Passage –
++++++

May 17, 2020

Citi's new platform aids Latin America supply chain

Supply Chain Digital
Latin America
Latin America Supply Ch
Freddie Pierce
3 min
Supply Chain Finance Vision from Citi provides supply chain assistance to 14 Latin American countries
The Latin American supply chain is getting a boost this week. Citi announced the launch of a new web-based supply chain platform for 14 countries in La...

The Latin American supply chain is getting a boost this week.

Citi announced the launch of a new web-based supply chain platform for 14 countries in Latin America. The fourteen countries include Brazil, Mexico, Peru, Argentina, Colombia, Panama, Puerto Rico, Dominican Republic, Costa Rica, El Salvador, Guatemala, Honduras, Jamaica and Trinidad.

“Citi is proud to be able to offer this solution to our clients in Latin America and across the globe,” the company said in a statement.

Citi’s pioneer Supply Chain Finance Vision is a web-based platform for discounting, tracking and reporting receivables and facilitates communication between buyers and sellers. Supply Chain Finance Vision is a complementary solution to Citi’s Supplier Finance and the overall suite of supply chain finance solutions that Citi offers.

The system features multi-location, multi-lingual, and multi-currency functionality, and can link directly to companies’ ERP systems to automate file processing and reduce input errors. It provides strong benefits for buyers and suppliers, offering to suppliers an attractive tool to accelerate the liquidity of receivables at competitive rates with no need to increase their debt.

It also allows buyers to better manage days payables outstanding (DPO) and suppliers the ability to manage their Days Sales Outstanding (DSO). Today, Citi in Latin America works with over 120 buyers and 4,000 suppliers to accelerate their working capital strategies.

++++++

Material shown –
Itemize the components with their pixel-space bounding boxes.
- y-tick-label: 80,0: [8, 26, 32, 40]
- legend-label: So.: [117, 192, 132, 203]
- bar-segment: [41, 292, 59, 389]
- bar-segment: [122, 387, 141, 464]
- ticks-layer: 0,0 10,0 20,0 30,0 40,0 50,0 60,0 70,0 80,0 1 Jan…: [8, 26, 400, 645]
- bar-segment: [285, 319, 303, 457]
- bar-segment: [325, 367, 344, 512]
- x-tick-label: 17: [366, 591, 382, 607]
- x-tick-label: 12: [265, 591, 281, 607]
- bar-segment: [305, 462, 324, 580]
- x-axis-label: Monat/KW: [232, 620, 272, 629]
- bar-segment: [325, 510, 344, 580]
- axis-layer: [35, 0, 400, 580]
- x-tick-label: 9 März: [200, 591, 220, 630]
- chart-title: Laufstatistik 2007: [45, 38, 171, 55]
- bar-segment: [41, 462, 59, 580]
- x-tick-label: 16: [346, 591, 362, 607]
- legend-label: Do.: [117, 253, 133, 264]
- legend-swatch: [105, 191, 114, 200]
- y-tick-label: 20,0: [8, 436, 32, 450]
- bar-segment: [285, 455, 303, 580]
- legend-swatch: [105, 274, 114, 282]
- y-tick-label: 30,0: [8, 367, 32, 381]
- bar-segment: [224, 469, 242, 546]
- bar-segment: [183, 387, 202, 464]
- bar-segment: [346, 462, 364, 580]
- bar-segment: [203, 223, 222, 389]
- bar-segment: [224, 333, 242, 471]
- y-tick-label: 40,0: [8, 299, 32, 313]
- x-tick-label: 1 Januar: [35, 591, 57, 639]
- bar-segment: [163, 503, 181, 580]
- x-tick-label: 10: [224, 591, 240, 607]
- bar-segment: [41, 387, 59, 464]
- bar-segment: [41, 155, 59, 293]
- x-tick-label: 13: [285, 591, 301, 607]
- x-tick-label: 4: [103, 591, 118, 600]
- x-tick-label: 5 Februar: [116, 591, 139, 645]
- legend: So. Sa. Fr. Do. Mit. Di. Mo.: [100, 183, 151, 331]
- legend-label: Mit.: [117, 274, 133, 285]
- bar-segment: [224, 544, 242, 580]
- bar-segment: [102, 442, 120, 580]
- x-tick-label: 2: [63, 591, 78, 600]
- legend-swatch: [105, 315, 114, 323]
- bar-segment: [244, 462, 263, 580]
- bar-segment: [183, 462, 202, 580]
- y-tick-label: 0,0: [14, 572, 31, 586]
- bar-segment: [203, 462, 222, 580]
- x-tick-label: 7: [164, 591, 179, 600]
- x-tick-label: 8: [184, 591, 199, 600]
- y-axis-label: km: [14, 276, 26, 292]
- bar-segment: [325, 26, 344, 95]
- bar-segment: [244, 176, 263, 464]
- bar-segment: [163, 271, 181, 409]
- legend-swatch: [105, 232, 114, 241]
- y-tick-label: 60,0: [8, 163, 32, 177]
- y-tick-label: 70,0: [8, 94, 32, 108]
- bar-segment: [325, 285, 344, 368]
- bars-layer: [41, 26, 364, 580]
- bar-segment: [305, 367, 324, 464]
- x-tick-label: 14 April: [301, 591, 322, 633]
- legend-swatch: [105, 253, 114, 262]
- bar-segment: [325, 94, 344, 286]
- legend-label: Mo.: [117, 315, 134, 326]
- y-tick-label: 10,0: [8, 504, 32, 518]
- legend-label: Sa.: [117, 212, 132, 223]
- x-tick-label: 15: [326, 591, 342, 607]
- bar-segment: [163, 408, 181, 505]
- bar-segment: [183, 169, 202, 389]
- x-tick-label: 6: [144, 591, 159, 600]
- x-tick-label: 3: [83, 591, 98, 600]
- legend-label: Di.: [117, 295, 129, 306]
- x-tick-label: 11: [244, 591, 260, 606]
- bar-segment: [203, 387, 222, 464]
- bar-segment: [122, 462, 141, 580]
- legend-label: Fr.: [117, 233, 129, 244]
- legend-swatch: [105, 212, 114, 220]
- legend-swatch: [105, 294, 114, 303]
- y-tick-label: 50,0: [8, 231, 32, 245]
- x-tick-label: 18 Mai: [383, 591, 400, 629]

++++++

What this exercise asks –
[1] Answer these questions about the Citi article:
(a) How many Latin American countries does the new platform serve?
(b) What can the system link directly to?
(c) How many buyers and suppliers does Citi work with in Latin America?
[2] Copy the part of the Citi article that opens with the words containing "Supply Chain Digital" and closes with "Jamaica and Trinidad.", and put "online" wherever "web-based" appears.
Base your answers on the article alone.

Answers by item –
[1]
(a) 14 countries.
(b) Companies' ERP systems.
(c) Over 120 buyers and 4,000 suppliers.

[2]
Supply Chain Digital
Latin America
Latin America Supply Ch
Freddie Pierce
3 min
Supply Chain Finance Vision from Citi provides supply chain assistance to 14 Latin American countries
The Latin American supply chain is getting a boost this week. Citi announced the launch of a new online supply chain platform for 14 countries in La...

The Latin American supply chain is getting a boost this week.

Citi announced the launch of a new online supply chain platform for 14 countries in Latin America. The fourteen countries include Brazil, Mexico, Peru, Argentina, Colombia, Panama, Puerto Rico, Dominican Republic, Costa Rica, El Salvador, Guatemala, Honduras, Jamaica and Trinidad.